** START Data supplied **

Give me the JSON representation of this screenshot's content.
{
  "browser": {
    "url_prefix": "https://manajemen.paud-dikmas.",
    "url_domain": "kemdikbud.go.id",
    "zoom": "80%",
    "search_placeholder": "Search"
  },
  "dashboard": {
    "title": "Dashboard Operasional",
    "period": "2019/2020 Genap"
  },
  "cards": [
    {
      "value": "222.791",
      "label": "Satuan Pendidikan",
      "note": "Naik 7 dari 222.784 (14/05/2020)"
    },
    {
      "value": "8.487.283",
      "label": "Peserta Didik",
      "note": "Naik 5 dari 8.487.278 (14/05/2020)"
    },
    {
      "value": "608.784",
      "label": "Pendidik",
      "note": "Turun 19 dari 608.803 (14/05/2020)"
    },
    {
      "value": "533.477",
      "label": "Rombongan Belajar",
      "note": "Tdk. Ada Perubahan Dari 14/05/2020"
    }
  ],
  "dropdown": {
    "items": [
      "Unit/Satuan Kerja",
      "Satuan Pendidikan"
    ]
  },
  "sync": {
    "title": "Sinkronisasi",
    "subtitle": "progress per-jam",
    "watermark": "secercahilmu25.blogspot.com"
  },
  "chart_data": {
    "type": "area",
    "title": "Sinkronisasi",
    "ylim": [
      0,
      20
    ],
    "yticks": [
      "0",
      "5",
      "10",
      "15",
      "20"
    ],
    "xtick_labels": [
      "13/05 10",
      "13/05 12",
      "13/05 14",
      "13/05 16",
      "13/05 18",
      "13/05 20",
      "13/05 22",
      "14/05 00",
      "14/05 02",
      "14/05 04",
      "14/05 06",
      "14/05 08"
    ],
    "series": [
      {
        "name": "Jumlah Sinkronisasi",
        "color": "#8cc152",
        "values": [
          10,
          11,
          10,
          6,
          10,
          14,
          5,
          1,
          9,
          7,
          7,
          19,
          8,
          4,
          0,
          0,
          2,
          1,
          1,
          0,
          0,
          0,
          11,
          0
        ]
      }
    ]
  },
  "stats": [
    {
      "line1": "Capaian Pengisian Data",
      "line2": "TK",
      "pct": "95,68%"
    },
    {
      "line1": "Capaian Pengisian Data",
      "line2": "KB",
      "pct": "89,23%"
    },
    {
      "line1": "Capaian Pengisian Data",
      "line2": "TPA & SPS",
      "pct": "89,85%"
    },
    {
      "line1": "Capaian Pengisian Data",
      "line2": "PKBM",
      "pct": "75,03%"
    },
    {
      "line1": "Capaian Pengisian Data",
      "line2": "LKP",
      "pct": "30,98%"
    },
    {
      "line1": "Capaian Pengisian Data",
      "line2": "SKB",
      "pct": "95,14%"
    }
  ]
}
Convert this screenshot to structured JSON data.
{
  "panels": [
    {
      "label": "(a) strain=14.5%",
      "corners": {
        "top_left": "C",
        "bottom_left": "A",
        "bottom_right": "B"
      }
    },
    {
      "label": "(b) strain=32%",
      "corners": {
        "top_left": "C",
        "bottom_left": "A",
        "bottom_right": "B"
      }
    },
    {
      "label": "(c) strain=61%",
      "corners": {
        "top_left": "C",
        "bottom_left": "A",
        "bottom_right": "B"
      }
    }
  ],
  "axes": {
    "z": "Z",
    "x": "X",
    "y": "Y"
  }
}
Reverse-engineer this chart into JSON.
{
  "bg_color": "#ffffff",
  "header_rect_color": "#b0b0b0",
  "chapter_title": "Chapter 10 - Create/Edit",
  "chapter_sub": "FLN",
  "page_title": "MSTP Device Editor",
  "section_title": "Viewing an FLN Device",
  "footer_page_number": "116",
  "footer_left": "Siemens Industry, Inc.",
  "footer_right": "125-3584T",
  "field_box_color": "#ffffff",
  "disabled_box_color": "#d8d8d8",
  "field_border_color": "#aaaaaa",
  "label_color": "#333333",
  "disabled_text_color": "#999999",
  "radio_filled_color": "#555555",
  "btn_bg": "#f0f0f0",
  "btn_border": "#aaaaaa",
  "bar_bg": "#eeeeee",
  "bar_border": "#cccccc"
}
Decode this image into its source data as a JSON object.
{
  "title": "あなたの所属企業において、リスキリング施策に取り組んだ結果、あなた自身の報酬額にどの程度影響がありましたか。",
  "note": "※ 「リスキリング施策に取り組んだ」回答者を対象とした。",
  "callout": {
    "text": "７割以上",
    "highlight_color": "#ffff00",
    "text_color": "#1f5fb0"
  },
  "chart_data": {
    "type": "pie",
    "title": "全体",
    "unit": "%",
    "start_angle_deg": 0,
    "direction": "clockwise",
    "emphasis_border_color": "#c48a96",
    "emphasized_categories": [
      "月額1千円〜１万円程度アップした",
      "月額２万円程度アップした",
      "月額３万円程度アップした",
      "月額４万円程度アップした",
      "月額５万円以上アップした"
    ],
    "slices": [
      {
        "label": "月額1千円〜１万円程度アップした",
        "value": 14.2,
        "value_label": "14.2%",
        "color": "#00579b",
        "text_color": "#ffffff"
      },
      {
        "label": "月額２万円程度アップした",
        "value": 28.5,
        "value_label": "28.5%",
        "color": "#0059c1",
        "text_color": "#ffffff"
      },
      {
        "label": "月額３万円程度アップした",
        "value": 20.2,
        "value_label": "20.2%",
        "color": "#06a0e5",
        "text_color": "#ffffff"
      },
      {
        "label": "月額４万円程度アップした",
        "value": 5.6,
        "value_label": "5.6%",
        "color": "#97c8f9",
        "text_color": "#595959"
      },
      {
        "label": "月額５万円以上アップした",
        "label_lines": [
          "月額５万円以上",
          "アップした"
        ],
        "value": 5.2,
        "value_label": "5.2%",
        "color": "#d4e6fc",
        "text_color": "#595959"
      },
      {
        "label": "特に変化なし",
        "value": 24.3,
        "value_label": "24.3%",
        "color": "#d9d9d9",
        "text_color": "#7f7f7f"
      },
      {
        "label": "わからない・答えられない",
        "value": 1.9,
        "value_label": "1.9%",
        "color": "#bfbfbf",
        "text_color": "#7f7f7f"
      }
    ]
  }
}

** END Data supplied **

Challenge:
Repeat the data verbatim.

Worked answer:
Give me the JSON representation of this screenshot's content.
{
  "browser": {
    "url_prefix": "https://manajemen.paud-dikmas.",
    "url_domain": "kemdikbud.go.id",
    "zoom": "80%",
    "search_placeholder": "Search"
  },
  "dashboard": {
    "title": "Dashboard Operasional",
    "period": "2019/2020 Genap"
  },
  "cards": [
    {
      "value": "222.791",
      "label": "Satuan Pendidikan",
      "note": "Naik 7 dari 222.784 (14/05/2020)"
    },
    {
      "value": "8.487.283",
      "label": "Peserta Didik",
      "note": "Naik 5 dari 8.487.278 (14/05/2020)"
    },
    {
      "value": "608.784",
      "label": "Pendidik",
      "note": "Turun 19 dari 608.803 (14/05/2020)"
    },
    {
      "value": "533.477",
      "label": "Rombongan Belajar",
      "note": "Tdk. Ada Perubahan Dari 14/05/2020"
    }
  ],
  "dropdown": {
    "items": [
      "Unit/Satuan Kerja",
      "Satuan Pendidikan"
    ]
  },
  "sync": {
    "title": "Sinkronisasi",
    "subtitle": "progress per-jam",
    "watermark": "secercahilmu25.blogspot.com"
  },
  "chart_data": {
    "type": "area",
    "title": "Sinkronisasi",
    "ylim": [
      0,
      20
    ],
    "yticks": [
      "0",
      "5",
      "10",
      "15",
      "20"
    ],
    "xtick_labels": [
      "13/05 10",
      "13/05 12",
      "13/05 14",
      "13/05 16",
      "13/05 18",
      "13/05 20",
      "13/05 22",
      "14/05 00",
      "14/05 02",
      "14/05 04",
      "14/05 06",
      "14/05 08"
    ],
    "series": [
      {
        "name": "Jumlah Sinkronisasi",
        "color": "#8cc152",
        "values": [
          10,
          11,
          10,
          6,
          10,
          14,
          5,
          1,
          9,
          7,
          7,
          19,
          8,
          4,
          0,
          0,
          2,
          1,
          1,
          0,
          0,
          0,
          11,
          0
        ]
      }
    ]
  },
  "stats": [
    {
      "line1": "Capaian Pengisian Data",
      "line2": "TK",
      "pct": "95,68%"
    },
    {
      "line1": "Capaian Pengisian Data",
      "line2": "KB",
      "pct": "89,23%"
    },
    {
      "line1": "Capaian Pengisian Data",
      "line2": "TPA & SPS",
      "pct": "89,85%"
    },
    {
      "line1": "Capaian Pengisian Data",
      "line2": "PKBM",
      "pct": "75,03%"
    },
    {
      "line1": "Capaian Pengisian Data",
      "line2": "LKP",
      "pct": "30,98%"
    },
    {
      "line1": "Capaian Pengisian Data",
      "line2": "SKB",
      "pct": "95,14%"
    }
  ]
}
Convert this screenshot to structured JSON data.
{
  "panels": [
    {
      "label": "(a) strain=14.5%",
      "corners": {
        "top_left": "C",
        "bottom_left": "A",
        "bottom_right": "B"
      }
    },
    {
      "label": "(b) strain=32%",
      "corners": {
        "top_left": "C",
        "bottom_left": "A",
        "bottom_right": "B"
      }
    },
    {
      "label": "(c) strain=61%",
      "corners": {
        "top_left": "C",
        "bottom_left": "A",
        "bottom_right": "B"
      }
    }
  ],
  "axes": {
    "z": "Z",
    "x": "X",
    "y": "Y"
  }
}
Reverse-engineer this chart into JSON.
{
  "bg_color": "#ffffff",
  "header_rect_color": "#b0b0b0",
  "chapter_title": "Chapter 10 - Create/Edit",
  "chapter_sub": "FLN",
  "page_title": "MSTP Device Editor",
  "section_title": "Viewing an FLN Device",
  "footer_page_number": "116",
  "footer_left": "Siemens Industry, Inc.",
  "footer_right": "125-3584T",
  "field_box_color": "#ffffff",
  "disabled_box_color": "#d8d8d8",
  "field_border_color": "#aaaaaa",
  "label_color": "#333333",
  "disabled_text_color": "#999999",
  "radio_filled_color": "#555555",
  "btn_bg": "#f0f0f0",
  "btn_border": "#aaaaaa",
  "bar_bg": "#eeeeee",
  "bar_border": "#cccccc"
}
Decode this image into its source data as a JSON object.
{
  "title": "あなたの所属企業において、リスキリング施策に取り組んだ結果、あなた自身の報酬額にどの程度影響がありましたか。",
  "note": "※ 「リスキリング施策に取り組んだ」回答者を対象とした。",
  "callout": {
    "text": "７割以上",
    "highlight_color": "#ffff00",
    "text_color": "#1f5fb0"
  },
  "chart_data": {
    "type": "pie",
    "title": "全体",
    "unit": "%",
    "start_angle_deg": 0,
    "direction": "clockwise",
    "emphasis_border_color": "#c48a96",
    "emphasized_categories": [
      "月額1千円〜１万円程度アップした",
      "月額２万円程度アップした",
      "月額３万円程度アップした",
      "月額４万円程度アップした",
      "月額５万円以上アップした"
    ],
    "slices": [
      {
        "label": "月額1千円〜１万円程度アップした",
        "value": 14.2,
        "value_label": "14.2%",
        "color": "#00579b",
        "text_color": "#ffffff"
      },
      {
        "label": "月額２万円程度アップした",
        "value": 28.5,
        "value_label": "28.5%",
        "color": "#0059c1",
        "text_color": "#ffffff"
      },
      {
        "label": "月額３万円程度アップした",
        "value": 20.2,
        "value_label": "20.2%",
        "color": "#06a0e5",
        "text_color": "#ffffff"
      },
      {
        "label": "月額４万円程度アップした",
        "value": 5.6,
        "value_label": "5.6%",
        "color": "#97c8f9",
        "text_color": "#595959"
      },
      {
        "label": "月額５万円以上アップした",
        "label_lines": [
          "月額５万円以上",
          "アップした"
        ],
        "value": 5.2,
        "value_label": "5.2%",
        "color": "#d4e6fc",
        "text_color": "#595959"
      },
      {
        "label": "特に変化なし",
        "value": 24.3,
        "value_label": "24.3%",
        "color": "#d9d9d9",
        "text_color": "#7f7f7f"
      },
      {
        "label": "わからない・答えられない",
        "value": 1.9,
        "value_label": "1.9%",
        "color": "#bfbfbf",
        "text_color": "#7f7f7f"
      }
    ]
  }
}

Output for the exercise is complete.